Problem description –
Extract each line containing the string "text".

________

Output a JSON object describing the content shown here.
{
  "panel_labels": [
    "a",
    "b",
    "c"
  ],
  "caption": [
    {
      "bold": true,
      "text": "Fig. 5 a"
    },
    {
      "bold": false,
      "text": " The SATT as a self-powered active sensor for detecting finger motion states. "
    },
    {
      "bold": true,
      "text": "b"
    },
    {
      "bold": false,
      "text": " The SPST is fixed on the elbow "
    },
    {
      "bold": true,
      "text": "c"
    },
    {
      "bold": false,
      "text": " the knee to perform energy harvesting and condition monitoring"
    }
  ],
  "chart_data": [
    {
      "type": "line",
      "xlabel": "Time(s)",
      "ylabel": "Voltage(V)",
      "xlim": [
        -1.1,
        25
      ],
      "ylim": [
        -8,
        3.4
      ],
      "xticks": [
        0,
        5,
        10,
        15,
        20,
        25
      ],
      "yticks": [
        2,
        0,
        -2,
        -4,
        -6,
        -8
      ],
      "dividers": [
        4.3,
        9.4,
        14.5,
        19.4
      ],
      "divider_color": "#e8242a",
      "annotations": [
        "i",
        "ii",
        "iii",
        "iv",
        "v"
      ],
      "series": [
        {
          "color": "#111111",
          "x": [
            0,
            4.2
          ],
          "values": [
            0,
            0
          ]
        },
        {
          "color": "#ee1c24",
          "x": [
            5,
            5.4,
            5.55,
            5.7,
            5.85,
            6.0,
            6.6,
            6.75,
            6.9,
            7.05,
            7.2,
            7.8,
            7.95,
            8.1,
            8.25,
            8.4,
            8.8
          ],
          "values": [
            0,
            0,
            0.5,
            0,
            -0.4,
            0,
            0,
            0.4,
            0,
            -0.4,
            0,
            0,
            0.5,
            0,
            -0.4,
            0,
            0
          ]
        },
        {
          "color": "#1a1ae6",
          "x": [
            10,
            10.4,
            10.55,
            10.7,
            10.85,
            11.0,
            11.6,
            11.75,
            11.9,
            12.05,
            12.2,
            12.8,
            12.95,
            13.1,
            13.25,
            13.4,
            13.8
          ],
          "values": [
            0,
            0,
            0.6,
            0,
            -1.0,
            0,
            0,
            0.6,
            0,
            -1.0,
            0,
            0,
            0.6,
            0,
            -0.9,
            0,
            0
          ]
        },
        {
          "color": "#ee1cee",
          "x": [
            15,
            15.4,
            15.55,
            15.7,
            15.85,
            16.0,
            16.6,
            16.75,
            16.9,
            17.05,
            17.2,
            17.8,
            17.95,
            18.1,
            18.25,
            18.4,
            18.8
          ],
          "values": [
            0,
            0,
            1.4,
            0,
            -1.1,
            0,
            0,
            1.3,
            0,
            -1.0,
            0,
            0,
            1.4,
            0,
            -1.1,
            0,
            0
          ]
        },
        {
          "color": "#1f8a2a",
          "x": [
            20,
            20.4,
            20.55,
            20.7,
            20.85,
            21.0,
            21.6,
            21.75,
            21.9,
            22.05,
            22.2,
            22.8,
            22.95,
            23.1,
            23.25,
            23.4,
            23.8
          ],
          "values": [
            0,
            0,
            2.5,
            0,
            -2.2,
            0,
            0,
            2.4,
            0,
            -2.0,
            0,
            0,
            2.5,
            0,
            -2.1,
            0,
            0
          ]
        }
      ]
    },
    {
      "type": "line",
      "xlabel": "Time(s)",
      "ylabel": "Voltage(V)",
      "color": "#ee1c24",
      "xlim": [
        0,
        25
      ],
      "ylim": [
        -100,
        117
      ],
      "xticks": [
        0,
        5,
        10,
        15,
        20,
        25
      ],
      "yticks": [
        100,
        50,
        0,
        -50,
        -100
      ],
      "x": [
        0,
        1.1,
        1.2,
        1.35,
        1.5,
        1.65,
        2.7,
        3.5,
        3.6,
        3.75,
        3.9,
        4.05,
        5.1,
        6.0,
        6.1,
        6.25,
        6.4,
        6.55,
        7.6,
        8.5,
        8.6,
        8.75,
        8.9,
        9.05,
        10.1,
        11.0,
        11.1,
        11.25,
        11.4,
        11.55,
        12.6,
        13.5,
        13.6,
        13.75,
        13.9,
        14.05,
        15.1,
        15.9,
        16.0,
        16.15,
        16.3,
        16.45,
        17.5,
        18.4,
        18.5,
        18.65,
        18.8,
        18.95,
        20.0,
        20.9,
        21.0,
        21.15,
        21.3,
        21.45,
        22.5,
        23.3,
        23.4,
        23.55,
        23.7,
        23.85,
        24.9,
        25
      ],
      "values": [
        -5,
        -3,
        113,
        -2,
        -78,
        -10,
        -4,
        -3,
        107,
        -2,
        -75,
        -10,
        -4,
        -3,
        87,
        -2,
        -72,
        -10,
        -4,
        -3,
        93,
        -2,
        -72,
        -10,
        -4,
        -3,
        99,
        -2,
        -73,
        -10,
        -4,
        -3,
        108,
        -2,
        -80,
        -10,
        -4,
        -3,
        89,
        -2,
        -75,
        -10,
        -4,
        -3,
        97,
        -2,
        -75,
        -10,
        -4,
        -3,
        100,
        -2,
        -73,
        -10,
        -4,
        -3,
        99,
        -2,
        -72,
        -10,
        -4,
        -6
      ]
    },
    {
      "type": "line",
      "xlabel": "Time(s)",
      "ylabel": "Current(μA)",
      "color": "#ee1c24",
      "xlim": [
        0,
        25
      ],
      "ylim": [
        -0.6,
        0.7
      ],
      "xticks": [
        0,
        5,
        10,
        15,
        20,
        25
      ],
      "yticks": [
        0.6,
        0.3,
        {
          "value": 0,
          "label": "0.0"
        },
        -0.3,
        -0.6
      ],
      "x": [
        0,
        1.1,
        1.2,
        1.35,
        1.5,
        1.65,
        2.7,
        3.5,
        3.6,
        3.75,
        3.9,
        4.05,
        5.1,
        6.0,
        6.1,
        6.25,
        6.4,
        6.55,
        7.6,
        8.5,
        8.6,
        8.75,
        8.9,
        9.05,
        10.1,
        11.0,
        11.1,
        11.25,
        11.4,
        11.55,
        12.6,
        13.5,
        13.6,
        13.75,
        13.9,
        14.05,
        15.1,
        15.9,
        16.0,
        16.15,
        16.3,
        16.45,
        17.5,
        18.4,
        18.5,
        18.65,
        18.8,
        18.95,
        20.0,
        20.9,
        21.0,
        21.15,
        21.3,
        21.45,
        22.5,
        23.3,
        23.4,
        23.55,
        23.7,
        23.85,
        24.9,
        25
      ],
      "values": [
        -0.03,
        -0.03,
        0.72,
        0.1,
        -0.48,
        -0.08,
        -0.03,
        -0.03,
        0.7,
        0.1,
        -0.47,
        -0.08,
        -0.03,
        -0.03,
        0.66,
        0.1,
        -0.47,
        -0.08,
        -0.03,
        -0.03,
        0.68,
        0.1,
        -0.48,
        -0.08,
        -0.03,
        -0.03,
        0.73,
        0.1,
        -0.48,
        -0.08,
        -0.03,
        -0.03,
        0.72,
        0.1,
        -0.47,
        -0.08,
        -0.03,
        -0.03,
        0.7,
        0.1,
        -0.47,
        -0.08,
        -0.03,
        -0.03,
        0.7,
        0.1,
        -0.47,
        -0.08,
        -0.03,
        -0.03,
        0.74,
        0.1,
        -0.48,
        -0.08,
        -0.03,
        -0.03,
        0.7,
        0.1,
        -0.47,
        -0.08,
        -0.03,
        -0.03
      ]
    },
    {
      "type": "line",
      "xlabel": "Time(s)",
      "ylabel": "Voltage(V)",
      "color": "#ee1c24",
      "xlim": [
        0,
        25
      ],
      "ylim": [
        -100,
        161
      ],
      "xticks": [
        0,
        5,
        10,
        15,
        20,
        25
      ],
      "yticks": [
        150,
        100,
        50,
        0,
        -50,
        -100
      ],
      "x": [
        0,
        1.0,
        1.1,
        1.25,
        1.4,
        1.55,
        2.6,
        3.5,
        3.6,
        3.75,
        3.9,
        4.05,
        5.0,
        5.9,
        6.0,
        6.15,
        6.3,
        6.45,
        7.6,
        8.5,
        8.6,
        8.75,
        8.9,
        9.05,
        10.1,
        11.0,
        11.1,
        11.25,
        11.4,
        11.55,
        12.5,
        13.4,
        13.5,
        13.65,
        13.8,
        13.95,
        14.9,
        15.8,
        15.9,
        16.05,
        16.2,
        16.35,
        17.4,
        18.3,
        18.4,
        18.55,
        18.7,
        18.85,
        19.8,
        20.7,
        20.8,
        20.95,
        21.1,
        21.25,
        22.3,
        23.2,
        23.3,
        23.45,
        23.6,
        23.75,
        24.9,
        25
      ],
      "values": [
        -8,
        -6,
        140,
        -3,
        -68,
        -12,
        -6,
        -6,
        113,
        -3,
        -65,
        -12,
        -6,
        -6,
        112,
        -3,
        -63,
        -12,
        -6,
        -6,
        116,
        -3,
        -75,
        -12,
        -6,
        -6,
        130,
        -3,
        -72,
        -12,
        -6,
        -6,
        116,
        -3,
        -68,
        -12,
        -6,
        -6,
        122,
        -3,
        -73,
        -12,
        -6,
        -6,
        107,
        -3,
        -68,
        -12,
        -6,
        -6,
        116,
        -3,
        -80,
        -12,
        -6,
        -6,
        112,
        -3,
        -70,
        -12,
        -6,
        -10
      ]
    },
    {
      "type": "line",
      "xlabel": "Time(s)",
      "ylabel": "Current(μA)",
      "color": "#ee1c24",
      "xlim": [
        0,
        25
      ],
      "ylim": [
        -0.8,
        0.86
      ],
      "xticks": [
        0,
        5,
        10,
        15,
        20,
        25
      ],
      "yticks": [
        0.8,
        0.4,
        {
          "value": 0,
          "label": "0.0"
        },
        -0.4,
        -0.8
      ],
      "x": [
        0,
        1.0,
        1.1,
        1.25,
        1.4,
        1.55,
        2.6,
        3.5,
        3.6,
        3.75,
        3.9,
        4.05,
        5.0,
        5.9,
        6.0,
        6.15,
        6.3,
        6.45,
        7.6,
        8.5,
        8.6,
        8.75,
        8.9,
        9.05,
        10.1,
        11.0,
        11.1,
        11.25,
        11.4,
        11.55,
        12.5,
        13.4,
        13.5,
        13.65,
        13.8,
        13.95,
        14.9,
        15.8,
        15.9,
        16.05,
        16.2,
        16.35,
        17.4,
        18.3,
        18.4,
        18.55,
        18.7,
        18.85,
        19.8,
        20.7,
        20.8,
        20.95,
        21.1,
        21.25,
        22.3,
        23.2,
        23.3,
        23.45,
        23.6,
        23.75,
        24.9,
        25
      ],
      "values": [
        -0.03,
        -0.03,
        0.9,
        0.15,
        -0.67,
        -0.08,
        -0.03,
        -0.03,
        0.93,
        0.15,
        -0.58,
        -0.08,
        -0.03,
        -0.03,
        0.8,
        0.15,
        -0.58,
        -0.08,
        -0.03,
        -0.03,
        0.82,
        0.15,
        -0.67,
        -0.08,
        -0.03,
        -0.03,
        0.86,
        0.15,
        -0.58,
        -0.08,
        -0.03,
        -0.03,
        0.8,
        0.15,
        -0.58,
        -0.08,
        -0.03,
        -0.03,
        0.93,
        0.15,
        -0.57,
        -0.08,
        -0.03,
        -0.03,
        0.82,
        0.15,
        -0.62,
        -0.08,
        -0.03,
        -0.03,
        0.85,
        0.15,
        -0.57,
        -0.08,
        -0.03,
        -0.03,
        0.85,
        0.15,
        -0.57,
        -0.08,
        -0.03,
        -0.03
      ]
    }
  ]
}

________

Solution –
      "text": "Fig. 5 a"
      "text": " The SATT as a self-powered active sensor for detecting finger motion states. "
      "text": "b"
      "text": " The SPST is fixed on the elbow "
      "text": "c"
      "text": " the knee to perform energy harvesting and condition monitoring"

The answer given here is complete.